Sharing/Access information
This data is also available at:
- [https://doi.org/10.12412/BSDC.1697181607.20002] (Brain Science Data Center, Chinese Academy of Sciences)
Code/Software
All data can be used independently. All scripts can be run seperately using desired functions and data with pre-requisite libraries installed properly.
The pre-requisites to run the Python code are listed in requirements.txt, the Python version used is Python 3.8.18.
The pre-requisites to run the R code are listed below with R 4.3.1:
- Seurat 4.4.0
- tidyverse 2.0.0
- pheatmap 1.0.12
- reshape2 1.4.4
- harmony 1.0.3
Methods
In brief, male mice (C57BL/6J, 11 weeks old) were perfused with artificial cerebrospinal fluid at -4℃. Brain tissue blocks were cut from left brain hemisphere, embedded in OCT (4583#, Sakura), frozen with dry ice and stored in -80℃ fridge. Brain sections (10-μm thick) for Stereo-seq were cut from brain tissue blocks in a pre-cooled cryochamber at -20℃ (Thermo Fisher Cryostar NX50) at various bregma coordinates (100-μm interval). The sections were carefully placed on a pre-cooled Stereo-seq chip (-20℃) and moved from one end to the other with a finger gently pressed under the chip. The temperature of the finger kept the section close to the chip, reducing bubbles and wrinkles. The RNA RIN value of total RNA extracted from adjacent brain sections were above 9, indicating qualified brain sections for spatial transcriptome experiments. Brain sections covering hippocampus (Bregma -0.9 – -4.4 mm) were laid on Stereo-seq chips for mRNA collection and followed by gene sequencing.
•••••
INSTRUCTIONS TO FOLLOW: Rewrite the passage on data sharing and code, everything from "Sharing/Access information" down to "libraries installed properly.", with "scripts" changed to "programs".
•••••
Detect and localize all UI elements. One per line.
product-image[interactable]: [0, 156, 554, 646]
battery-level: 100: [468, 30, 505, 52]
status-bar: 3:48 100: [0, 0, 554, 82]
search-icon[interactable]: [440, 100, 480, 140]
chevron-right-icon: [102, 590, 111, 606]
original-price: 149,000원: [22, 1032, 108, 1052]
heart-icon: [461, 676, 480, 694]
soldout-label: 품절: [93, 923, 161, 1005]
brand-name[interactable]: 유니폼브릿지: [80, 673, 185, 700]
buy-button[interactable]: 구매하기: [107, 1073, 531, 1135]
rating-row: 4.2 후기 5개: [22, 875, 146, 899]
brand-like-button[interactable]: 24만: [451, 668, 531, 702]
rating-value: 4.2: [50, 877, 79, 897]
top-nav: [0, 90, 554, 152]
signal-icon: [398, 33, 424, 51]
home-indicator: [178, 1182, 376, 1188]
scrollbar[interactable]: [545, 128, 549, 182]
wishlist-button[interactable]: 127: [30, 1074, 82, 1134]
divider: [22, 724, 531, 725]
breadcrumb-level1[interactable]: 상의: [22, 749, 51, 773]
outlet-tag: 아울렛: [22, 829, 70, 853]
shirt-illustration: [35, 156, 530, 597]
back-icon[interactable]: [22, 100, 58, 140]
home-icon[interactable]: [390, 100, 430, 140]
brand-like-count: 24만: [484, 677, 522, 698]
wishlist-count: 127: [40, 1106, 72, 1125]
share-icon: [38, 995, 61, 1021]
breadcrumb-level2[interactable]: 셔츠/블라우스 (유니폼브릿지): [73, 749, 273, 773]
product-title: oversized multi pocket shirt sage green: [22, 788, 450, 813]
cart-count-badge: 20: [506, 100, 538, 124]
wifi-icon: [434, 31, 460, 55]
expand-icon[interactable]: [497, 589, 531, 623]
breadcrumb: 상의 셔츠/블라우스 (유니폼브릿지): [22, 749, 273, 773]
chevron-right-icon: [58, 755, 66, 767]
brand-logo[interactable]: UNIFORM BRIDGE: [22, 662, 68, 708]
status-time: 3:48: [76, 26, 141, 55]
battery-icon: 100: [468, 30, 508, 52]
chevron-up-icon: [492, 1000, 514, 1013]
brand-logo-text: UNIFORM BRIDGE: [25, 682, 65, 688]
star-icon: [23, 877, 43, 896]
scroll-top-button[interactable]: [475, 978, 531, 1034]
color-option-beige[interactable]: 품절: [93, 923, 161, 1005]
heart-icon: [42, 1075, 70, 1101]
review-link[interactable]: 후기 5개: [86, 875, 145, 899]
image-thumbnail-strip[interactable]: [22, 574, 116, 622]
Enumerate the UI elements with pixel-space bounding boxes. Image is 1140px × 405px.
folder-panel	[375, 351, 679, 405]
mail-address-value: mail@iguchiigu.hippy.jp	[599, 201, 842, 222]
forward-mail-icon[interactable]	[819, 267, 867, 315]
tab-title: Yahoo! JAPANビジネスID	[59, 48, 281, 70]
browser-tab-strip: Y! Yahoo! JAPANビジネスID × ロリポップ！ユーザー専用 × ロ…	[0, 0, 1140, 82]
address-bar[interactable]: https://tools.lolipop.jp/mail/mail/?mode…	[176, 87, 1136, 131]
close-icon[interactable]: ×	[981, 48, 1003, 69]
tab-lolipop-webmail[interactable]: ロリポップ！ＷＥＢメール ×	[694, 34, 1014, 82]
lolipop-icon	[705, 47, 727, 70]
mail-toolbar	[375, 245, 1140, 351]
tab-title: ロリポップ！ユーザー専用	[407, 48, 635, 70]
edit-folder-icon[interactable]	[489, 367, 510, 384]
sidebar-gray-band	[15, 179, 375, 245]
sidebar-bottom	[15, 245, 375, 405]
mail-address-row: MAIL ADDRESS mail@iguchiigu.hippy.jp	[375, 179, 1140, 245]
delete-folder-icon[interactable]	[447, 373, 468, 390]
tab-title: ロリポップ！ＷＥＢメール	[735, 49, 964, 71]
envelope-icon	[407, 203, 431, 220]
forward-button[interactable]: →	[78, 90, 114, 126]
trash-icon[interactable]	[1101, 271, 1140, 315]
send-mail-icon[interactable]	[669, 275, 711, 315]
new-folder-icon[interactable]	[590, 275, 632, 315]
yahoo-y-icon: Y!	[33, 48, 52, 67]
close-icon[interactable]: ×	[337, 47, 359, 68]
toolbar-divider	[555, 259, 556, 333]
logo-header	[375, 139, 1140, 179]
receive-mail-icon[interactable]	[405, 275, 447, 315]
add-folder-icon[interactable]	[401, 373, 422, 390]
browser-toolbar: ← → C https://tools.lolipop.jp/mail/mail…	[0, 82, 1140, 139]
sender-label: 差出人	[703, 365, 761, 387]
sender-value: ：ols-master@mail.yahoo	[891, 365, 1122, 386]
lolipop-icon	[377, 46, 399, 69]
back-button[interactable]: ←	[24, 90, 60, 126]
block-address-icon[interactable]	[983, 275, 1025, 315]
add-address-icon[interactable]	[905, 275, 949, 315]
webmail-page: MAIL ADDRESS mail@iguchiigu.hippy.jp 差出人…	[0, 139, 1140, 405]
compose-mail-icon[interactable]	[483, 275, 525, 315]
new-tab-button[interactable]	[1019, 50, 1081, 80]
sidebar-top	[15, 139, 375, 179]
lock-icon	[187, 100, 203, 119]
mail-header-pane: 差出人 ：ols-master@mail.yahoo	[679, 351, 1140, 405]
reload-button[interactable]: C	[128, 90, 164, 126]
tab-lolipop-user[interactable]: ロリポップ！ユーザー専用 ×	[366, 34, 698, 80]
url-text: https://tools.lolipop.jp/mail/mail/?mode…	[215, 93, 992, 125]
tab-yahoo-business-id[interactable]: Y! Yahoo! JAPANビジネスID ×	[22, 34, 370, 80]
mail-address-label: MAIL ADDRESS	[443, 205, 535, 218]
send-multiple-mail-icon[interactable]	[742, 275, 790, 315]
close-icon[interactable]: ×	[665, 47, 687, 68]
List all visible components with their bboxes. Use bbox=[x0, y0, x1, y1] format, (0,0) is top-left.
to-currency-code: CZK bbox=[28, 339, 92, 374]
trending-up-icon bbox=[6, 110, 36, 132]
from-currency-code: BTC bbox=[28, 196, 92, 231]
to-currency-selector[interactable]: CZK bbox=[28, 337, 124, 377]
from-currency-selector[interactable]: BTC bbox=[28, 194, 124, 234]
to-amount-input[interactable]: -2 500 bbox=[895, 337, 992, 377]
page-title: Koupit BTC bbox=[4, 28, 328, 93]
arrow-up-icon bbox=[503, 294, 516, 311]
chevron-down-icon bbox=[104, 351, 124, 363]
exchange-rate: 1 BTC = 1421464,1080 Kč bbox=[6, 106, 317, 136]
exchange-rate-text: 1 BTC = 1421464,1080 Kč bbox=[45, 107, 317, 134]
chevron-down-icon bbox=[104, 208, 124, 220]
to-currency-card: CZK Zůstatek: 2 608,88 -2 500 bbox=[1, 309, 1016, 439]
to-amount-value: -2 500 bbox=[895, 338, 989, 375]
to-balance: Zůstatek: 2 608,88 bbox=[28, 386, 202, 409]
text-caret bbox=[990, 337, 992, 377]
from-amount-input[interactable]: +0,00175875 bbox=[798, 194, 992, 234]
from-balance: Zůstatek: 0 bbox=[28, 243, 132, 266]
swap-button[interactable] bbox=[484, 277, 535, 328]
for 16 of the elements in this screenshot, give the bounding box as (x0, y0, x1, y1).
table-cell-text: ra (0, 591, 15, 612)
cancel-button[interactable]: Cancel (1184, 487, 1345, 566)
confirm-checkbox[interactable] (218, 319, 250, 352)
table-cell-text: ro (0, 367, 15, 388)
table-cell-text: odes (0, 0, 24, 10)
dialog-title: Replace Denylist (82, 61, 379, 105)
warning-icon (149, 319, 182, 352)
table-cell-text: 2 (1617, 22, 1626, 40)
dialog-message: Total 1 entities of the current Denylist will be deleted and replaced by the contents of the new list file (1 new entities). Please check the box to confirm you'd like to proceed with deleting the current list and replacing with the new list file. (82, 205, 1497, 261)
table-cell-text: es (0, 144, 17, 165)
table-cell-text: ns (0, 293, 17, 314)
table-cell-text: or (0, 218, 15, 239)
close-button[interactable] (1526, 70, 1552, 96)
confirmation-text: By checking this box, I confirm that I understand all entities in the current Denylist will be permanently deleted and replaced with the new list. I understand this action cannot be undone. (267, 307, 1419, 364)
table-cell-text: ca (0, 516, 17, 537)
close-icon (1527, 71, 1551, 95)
•••••
EXERCISE ANSWER:
Sharing/Access information
This data is also available at:
- [https://doi.org/10.12412/BSDC.1697181607.20002] (Brain Science Data Center, Chinese Academy of Sciences)
Code/Software
All data can be used independently. All programs can be run seperately using desired functions and data with pre-requisite libraries installed properly.